_DIRECTIONS_
Read the records and gather each line that includes "Output".

[Dataset rows about figures]
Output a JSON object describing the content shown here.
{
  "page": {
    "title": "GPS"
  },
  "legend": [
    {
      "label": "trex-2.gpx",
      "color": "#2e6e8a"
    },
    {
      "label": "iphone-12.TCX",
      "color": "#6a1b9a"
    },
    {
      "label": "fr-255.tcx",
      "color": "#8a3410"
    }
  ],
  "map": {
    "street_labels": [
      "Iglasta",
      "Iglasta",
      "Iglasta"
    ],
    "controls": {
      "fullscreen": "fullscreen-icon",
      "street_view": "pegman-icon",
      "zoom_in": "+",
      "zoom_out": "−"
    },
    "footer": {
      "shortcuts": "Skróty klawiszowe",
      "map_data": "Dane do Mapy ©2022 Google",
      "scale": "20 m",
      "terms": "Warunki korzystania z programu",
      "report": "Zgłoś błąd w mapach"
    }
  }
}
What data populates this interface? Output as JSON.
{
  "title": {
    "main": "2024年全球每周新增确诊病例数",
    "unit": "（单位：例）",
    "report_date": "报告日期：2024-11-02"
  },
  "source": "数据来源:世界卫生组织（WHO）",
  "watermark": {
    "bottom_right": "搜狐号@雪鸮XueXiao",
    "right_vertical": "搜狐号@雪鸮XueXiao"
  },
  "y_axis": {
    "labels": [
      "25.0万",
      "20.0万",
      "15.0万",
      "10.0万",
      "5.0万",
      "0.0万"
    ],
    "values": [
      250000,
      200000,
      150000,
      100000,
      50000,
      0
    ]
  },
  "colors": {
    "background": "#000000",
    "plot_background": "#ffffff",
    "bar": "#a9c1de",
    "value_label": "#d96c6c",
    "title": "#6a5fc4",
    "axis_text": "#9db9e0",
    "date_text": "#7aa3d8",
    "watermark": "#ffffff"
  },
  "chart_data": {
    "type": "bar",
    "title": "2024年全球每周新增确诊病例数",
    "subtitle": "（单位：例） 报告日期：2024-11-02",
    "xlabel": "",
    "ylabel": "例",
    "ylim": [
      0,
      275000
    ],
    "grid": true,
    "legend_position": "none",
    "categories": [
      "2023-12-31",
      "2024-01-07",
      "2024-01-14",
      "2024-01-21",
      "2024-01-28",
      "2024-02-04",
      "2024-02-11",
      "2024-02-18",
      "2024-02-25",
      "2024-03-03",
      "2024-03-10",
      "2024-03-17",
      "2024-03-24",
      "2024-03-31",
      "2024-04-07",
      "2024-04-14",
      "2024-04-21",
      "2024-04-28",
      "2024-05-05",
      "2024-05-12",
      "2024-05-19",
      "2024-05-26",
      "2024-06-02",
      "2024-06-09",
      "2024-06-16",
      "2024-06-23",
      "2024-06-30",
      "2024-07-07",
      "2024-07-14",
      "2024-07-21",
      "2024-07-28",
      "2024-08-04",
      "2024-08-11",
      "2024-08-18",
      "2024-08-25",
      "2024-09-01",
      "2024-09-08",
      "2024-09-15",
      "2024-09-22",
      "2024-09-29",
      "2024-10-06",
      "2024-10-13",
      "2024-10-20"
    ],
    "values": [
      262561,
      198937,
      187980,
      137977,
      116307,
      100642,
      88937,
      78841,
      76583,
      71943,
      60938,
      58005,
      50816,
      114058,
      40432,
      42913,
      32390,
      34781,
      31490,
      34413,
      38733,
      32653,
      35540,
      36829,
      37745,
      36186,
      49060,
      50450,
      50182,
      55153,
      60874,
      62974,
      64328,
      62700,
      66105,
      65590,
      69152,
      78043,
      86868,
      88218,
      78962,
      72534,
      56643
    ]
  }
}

* * *

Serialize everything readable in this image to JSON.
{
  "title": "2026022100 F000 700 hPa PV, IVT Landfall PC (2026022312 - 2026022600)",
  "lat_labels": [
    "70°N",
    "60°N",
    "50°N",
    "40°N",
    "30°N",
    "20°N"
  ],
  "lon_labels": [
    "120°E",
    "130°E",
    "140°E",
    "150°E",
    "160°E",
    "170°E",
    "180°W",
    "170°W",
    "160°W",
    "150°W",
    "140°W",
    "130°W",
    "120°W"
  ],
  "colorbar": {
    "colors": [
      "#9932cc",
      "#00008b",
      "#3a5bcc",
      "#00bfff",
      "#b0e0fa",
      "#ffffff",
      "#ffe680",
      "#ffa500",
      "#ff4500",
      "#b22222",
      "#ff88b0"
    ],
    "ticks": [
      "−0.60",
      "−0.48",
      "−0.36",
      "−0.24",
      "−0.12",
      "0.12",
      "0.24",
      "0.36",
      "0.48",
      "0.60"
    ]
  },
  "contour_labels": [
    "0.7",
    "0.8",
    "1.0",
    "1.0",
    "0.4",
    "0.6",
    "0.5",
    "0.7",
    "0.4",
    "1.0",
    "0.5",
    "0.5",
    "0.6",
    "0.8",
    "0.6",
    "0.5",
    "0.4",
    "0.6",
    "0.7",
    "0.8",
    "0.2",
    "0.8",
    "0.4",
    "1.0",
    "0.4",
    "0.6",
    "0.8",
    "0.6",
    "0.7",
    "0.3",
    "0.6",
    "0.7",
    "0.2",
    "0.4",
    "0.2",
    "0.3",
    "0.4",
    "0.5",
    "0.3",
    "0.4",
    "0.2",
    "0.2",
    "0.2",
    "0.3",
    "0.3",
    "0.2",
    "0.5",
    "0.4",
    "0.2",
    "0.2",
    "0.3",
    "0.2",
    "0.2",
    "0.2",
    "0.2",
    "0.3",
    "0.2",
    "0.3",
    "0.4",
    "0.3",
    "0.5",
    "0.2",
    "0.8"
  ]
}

_WRITTEN SOLUTION_
Output a JSON object describing the content shown here.
What data populates this interface? Output as JSON.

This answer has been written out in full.